▶ Aim of the exercise
Select all lines holding the word "aufgestellt" from the entries that follow.

▶ Data provided
* * *
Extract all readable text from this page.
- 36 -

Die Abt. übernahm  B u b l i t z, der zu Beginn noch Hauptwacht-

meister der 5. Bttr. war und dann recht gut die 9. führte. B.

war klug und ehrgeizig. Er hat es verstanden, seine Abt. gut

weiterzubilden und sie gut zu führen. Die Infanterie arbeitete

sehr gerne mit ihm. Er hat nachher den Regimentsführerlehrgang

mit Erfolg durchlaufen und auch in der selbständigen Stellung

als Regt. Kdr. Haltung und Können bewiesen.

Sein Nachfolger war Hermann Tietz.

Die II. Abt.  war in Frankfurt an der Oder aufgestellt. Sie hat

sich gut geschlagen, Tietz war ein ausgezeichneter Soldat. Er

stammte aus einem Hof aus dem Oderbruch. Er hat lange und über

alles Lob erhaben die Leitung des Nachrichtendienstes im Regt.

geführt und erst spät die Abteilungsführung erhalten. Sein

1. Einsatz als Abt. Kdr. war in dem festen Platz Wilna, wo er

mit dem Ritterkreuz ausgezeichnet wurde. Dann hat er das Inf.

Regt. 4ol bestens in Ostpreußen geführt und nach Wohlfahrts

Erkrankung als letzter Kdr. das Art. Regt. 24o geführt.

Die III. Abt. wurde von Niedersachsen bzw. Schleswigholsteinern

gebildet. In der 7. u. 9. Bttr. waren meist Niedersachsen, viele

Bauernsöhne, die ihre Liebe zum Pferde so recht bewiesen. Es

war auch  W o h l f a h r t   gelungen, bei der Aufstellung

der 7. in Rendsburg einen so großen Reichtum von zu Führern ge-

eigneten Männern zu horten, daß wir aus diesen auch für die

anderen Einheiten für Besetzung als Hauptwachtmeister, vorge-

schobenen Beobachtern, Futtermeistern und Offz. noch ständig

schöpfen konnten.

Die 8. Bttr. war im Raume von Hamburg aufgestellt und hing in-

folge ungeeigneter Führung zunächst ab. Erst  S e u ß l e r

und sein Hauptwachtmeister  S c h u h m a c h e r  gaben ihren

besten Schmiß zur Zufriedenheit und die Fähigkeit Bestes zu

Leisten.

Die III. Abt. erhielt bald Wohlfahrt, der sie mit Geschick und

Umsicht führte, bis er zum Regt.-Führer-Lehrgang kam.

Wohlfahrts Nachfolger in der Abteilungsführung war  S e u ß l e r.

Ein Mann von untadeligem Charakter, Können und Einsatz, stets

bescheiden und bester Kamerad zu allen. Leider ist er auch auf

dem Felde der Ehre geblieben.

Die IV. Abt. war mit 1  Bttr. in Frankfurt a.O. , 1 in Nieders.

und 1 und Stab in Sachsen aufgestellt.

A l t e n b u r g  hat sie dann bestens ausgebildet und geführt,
* * *
▶ Result below
Die II. Abt.  war in Frankfurt an der Oder aufgestellt. Sie hat
Die 8. Bttr. war im Raume von Hamburg aufgestellt und hing in-
und 1 und Stab in Sachsen aufgestellt.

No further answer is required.